Start of DATASET EXCERPTS

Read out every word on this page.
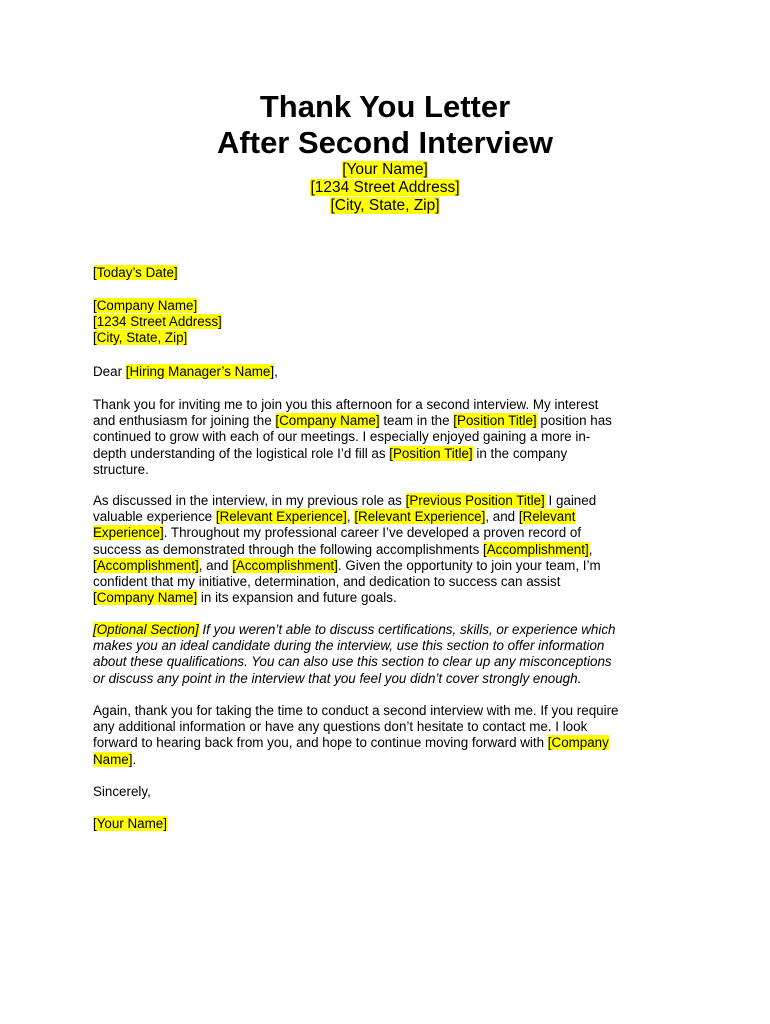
Thank You Letter
After Second Interview
[Your Name]
[1234 Street Address]
[City, State, Zip]
[Today’s Date]
[Company Name]
[1234 Street Address]
[City, State, Zip]
Dear [Hiring Manager’s Name],
Thank you for inviting me to join you this afternoon for a second interview. My interest
and enthusiasm for joining the [Company Name] team in the [Position Title] position has
continued to grow with each of our meetings. I especially enjoyed gaining a more in-
depth understanding of the logistical role I’d fill as [Position Title] in the company
structure.
As discussed in the interview, in my previous role as [Previous Position Title] I gained
valuable experience [Relevant Experience], [Relevant Experience], and [Relevant
Experience]. Throughout my professional career I’ve developed a proven record of
success as demonstrated through the following accomplishments [Accomplishment],
[Accomplishment], and [Accomplishment]. Given the opportunity to join your team, I’m
confident that my initiative, determination, and dedication to success can assist
[Company Name] in its expansion and future goals.
[Optional Section] If you weren’t able to discuss certifications, skills, or experience which
makes you an ideal candidate during the interview, use this section to offer information
about these qualifications. You can also use this section to clear up any misconceptions
or discuss any point in the interview that you feel you didn’t cover strongly enough.
Again, thank you for taking the time to conduct a second interview with me. If you require
any additional information or have any questions don’t hesitate to contact me. I look
forward to hearing back from you, and hope to continue moving forward with [Company
Name].
Sincerely,
[Your Name]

End of DATASET EXCERPTS

# [OBJECTIVE]
With the pictures omitted, reproduce the records in full and exactly.

# [SOLUTION]
Read out every word on this page.
Thank You Letter
After Second Interview
[Your Name]
[1234 Street Address]
[City, State, Zip]
[Today’s Date]
[Company Name]
[1234 Street Address]
[City, State, Zip]
Dear [Hiring Manager’s Name],
Thank you for inviting me to join you this afternoon for a second interview. My interest
and enthusiasm for joining the [Company Name] team in the [Position Title] position has
continued to grow with each of our meetings. I especially enjoyed gaining a more in-
depth understanding of the logistical role I’d fill as [Position Title] in the company
structure.
As discussed in the interview, in my previous role as [Previous Position Title] I gained
valuable experience [Relevant Experience], [Relevant Experience], and [Relevant
Experience]. Throughout my professional career I’ve developed a proven record of
success as demonstrated through the following accomplishments [Accomplishment],
[Accomplishment], and [Accomplishment]. Given the opportunity to join your team, I’m
confident that my initiative, determination, and dedication to success can assist
[Company Name] in its expansion and future goals.
[Optional Section] If you weren’t able to discuss certifications, skills, or experience which
makes you an ideal candidate during the interview, use this section to offer information
about these qualifications. You can also use this section to clear up any misconceptions
or discuss any point in the interview that you feel you didn’t cover strongly enough.
Again, thank you for taking the time to conduct a second interview with me. If you require
any additional information or have any questions don’t hesitate to contact me. I look
forward to hearing back from you, and hope to continue moving forward with [Company
Name].
Sincerely,
[Your Name]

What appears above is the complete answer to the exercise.